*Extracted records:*

● ● ● ●

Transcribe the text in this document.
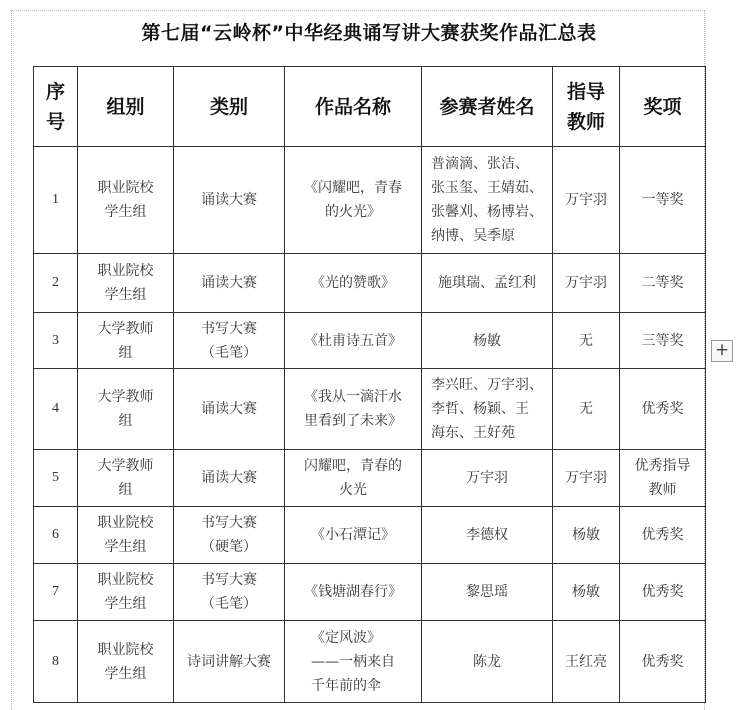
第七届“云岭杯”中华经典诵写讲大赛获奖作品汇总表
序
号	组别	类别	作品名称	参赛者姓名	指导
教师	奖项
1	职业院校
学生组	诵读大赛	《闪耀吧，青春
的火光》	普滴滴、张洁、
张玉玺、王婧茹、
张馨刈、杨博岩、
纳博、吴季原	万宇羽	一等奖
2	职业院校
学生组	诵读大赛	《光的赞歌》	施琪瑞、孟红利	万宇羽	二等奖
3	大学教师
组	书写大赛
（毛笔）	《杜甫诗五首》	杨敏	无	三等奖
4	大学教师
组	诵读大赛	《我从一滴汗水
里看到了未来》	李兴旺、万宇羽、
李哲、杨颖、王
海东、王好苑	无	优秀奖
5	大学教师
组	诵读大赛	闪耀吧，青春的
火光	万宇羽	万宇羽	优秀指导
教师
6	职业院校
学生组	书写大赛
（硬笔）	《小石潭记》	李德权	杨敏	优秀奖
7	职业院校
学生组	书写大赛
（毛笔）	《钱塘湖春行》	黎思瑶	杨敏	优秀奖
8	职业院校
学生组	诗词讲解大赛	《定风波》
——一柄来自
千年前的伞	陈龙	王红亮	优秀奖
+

● ● ● ●

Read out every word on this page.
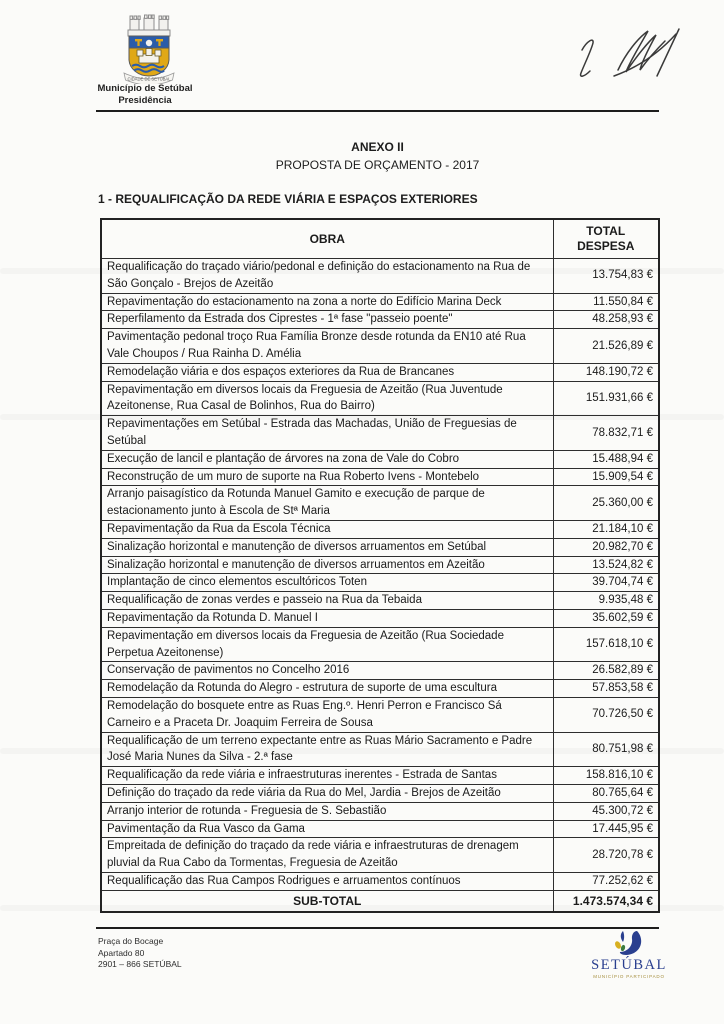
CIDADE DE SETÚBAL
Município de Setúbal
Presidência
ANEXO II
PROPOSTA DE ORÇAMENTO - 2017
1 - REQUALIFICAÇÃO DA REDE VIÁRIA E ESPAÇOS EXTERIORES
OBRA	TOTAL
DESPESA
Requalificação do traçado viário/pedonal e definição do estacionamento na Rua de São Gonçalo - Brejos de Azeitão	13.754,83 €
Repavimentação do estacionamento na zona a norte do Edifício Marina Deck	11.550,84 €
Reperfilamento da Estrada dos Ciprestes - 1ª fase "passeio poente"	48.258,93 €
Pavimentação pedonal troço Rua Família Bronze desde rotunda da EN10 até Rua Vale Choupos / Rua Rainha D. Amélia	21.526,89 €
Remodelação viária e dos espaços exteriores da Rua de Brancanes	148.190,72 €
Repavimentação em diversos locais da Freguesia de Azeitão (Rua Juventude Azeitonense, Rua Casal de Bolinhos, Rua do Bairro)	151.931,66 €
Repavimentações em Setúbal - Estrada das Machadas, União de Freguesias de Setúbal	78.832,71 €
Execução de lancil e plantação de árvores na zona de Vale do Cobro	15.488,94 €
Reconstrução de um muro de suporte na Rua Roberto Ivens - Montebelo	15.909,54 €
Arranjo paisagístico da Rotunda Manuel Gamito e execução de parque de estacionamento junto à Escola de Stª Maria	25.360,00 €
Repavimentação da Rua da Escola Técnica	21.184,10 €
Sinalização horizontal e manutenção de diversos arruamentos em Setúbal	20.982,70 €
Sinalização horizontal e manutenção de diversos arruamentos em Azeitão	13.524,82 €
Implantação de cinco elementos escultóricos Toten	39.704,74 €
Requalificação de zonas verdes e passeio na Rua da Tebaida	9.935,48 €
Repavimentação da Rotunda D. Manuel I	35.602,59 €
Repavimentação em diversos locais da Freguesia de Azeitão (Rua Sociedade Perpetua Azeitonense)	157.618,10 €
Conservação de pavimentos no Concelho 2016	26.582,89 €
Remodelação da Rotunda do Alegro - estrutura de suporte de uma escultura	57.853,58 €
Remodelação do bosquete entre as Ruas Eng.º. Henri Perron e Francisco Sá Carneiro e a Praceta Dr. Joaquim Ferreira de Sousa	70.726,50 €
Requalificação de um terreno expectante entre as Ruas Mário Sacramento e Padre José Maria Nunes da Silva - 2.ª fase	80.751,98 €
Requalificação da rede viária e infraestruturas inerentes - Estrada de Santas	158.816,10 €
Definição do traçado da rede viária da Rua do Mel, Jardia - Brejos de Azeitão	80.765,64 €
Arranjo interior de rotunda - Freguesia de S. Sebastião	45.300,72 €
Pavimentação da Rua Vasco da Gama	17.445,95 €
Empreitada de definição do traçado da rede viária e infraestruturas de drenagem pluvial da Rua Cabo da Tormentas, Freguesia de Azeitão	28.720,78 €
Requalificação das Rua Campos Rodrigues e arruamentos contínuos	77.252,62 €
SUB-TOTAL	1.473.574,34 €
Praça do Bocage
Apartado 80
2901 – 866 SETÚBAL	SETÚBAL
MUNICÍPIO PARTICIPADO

● ● ● ●

*Objective:*
Say how many lines in the listing above include "Vale". Give nothing but the number.

*Result of this exercise:*
2